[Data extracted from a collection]
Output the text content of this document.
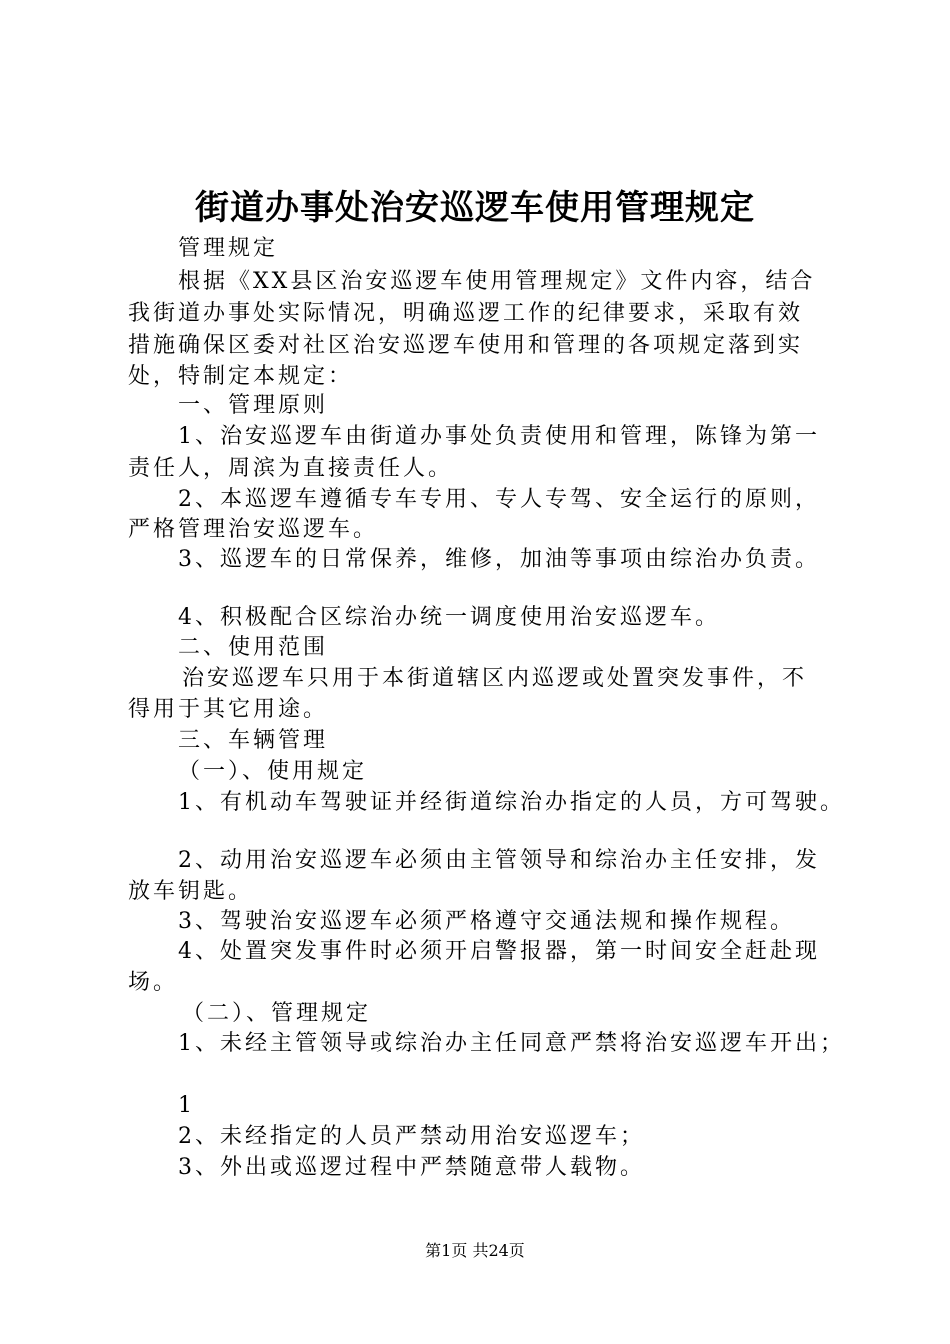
街道办事处治安巡逻车使用管理规定
管理规定
根据《XX县区治安巡逻车使用管理规定》文件内容，结合
我街道办事处实际情况，明确巡逻工作的纪律要求，采取有效
措施确保区委对社区治安巡逻车使用和管理的各项规定落到实
处，特制定本规定：
一、管理原则
1、治安巡逻车由街道办事处负责使用和管理，陈锋为第一
责任人，周滨为直接责任人。
2、本巡逻车遵循专车专用、专人专驾、安全运行的原则，
严格管理治安巡逻车。
3、巡逻车的日常保养，维修，加油等事项由综治办负责。
4、积极配合区综治办统一调度使用治安巡逻车。
二、使用范围
治安巡逻车只用于本街道辖区内巡逻或处置突发事件，不
得用于其它用途。
三、车辆管理
（一）、使用规定
1、有机动车驾驶证并经街道综治办指定的人员，方可驾驶。
2、动用治安巡逻车必须由主管领导和综治办主任安排，发
放车钥匙。
3、驾驶治安巡逻车必须严格遵守交通法规和操作规程。
4、处置突发事件时必须开启警报器，第一时间安全赶赴现
场。
（二）、管理规定
1、未经主管领导或综治办主任同意严禁将治安巡逻车开出；
1
2、未经指定的人员严禁动用治安巡逻车；
3、外出或巡逻过程中严禁随意带人载物。
第1页 共24页
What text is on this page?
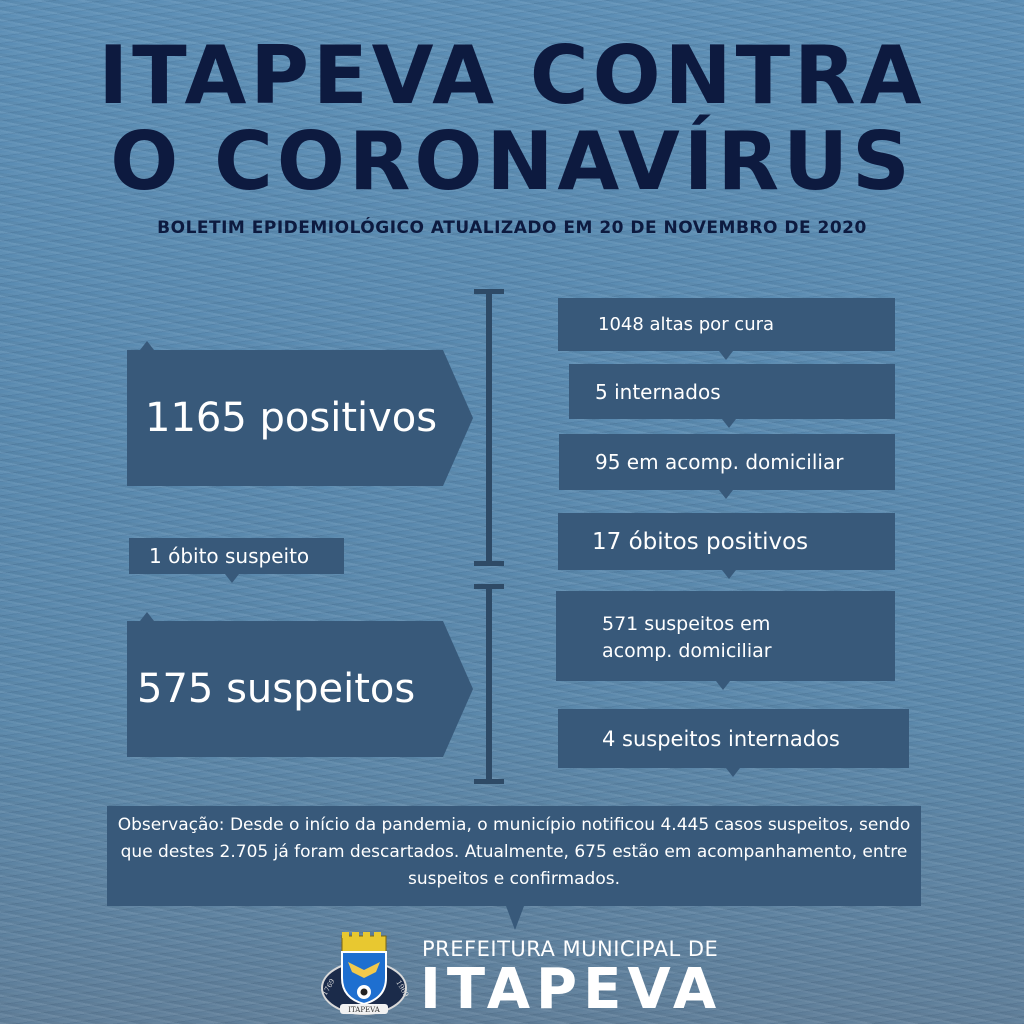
ITAPEVA CONTRA
O CORONAVÍRUS
BOLETIM EPIDEMIOLÓGICO ATUALIZADO EM 20 DE NOVEMBRO DE 2020
1165 positivos
1048 altas por cura
5 internados
95 em acomp. domiciliar
17 óbitos positivos
1 óbito suspeito
575 suspeitos
571 suspeitos em
acomp. domiciliar
4 suspeitos internados
Observação: Desde o início da pandemia, o município notificou 4.445 casos suspeitos, sendo que destes 2.705 já foram descartados. Atualmente, 675 estão em acompanhamento, entre suspeitos e confirmados.
ITAPEVA
1769	1969
PREFEITURA MUNICIPAL DE
ITAPEVA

**Exercise task:** Repeat verbatim all the material, but not the pictures.

**Output below:**
Output the text content of this document.
街道办事处治安巡逻车使用管理规定
管理规定
根据《XX县区治安巡逻车使用管理规定》文件内容，结合
我街道办事处实际情况，明确巡逻工作的纪律要求，采取有效
措施确保区委对社区治安巡逻车使用和管理的各项规定落到实
处，特制定本规定：
一、管理原则
1、治安巡逻车由街道办事处负责使用和管理，陈锋为第一
责任人，周滨为直接责任人。
2、本巡逻车遵循专车专用、专人专驾、安全运行的原则，
严格管理治安巡逻车。
3、巡逻车的日常保养，维修，加油等事项由综治办负责。
4、积极配合区综治办统一调度使用治安巡逻车。
二、使用范围
治安巡逻车只用于本街道辖区内巡逻或处置突发事件，不
得用于其它用途。
三、车辆管理
（一）、使用规定
1、有机动车驾驶证并经街道综治办指定的人员，方可驾驶。
2、动用治安巡逻车必须由主管领导和综治办主任安排，发
放车钥匙。
3、驾驶治安巡逻车必须严格遵守交通法规和操作规程。
4、处置突发事件时必须开启警报器，第一时间安全赶赴现
场。
（二）、管理规定
1、未经主管领导或综治办主任同意严禁将治安巡逻车开出；
1
2、未经指定的人员严禁动用治安巡逻车；
3、外出或巡逻过程中严禁随意带人载物。
第1页 共24页
What text is on this page?
ITAPEVA CONTRA
O CORONAVÍRUS
BOLETIM EPIDEMIOLÓGICO ATUALIZADO EM 20 DE NOVEMBRO DE 2020
1165 positivos
1048 altas por cura
5 internados
95 em acomp. domiciliar
17 óbitos positivos
1 óbito suspeito
575 suspeitos
571 suspeitos em
acomp. domiciliar
4 suspeitos internados
Observação: Desde o início da pandemia, o município notificou 4.445 casos suspeitos, sendo que destes 2.705 já foram descartados. Atualmente, 675 estão em acompanhamento, entre suspeitos e confirmados.
ITAPEVA
1769	1969
PREFEITURA MUNICIPAL DE
ITAPEVA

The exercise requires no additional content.